**Problem statement**
Extract the complete data exactly as given.

Recorded data
----------------

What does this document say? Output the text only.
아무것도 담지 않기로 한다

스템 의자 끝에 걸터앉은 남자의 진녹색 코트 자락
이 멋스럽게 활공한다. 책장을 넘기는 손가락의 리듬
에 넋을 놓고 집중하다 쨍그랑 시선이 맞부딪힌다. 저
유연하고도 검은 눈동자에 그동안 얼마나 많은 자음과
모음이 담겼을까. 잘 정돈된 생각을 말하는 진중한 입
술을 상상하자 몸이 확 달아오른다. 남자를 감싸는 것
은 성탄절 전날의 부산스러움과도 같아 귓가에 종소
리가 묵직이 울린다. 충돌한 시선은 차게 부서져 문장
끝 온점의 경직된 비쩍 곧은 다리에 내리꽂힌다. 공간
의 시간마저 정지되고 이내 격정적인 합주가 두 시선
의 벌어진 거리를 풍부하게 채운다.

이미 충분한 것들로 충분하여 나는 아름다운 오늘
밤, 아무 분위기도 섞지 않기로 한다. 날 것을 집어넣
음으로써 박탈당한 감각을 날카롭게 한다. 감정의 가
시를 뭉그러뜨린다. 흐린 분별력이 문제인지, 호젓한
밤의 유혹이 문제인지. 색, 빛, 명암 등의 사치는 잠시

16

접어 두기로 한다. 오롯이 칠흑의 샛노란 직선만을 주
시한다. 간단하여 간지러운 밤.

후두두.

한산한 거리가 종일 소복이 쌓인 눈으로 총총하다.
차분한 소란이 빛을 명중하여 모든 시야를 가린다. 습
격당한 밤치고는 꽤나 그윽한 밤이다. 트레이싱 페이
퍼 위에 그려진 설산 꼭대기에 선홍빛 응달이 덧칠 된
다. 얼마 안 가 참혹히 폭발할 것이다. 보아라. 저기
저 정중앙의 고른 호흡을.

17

----------------

**Answer**
What does this document say? Output the text only.
아무것도 담지 않기로 한다

스템 의자 끝에 걸터앉은 남자의 진녹색 코트 자락
이 멋스럽게 활공한다. 책장을 넘기는 손가락의 리듬
에 넋을 놓고 집중하다 쨍그랑 시선이 맞부딪힌다. 저
유연하고도 검은 눈동자에 그동안 얼마나 많은 자음과
모음이 담겼을까. 잘 정돈된 생각을 말하는 진중한 입
술을 상상하자 몸이 확 달아오른다. 남자를 감싸는 것
은 성탄절 전날의 부산스러움과도 같아 귓가에 종소
리가 묵직이 울린다. 충돌한 시선은 차게 부서져 문장
끝 온점의 경직된 비쩍 곧은 다리에 내리꽂힌다. 공간
의 시간마저 정지되고 이내 격정적인 합주가 두 시선
의 벌어진 거리를 풍부하게 채운다.

이미 충분한 것들로 충분하여 나는 아름다운 오늘
밤, 아무 분위기도 섞지 않기로 한다. 날 것을 집어넣
음으로써 박탈당한 감각을 날카롭게 한다. 감정의 가
시를 뭉그러뜨린다. 흐린 분별력이 문제인지, 호젓한
밤의 유혹이 문제인지. 색, 빛, 명암 등의 사치는 잠시

16

접어 두기로 한다. 오롯이 칠흑의 샛노란 직선만을 주
시한다. 간단하여 간지러운 밤.

후두두.

한산한 거리가 종일 소복이 쌓인 눈으로 총총하다.
차분한 소란이 빛을 명중하여 모든 시야를 가린다. 습
격당한 밤치고는 꽤나 그윽한 밤이다. 트레이싱 페이
퍼 위에 그려진 설산 꼭대기에 선홍빛 응달이 덧칠 된
다. 얼마 안 가 참혹히 폭발할 것이다. 보아라. 저기
저 정중앙의 고른 호흡을.

17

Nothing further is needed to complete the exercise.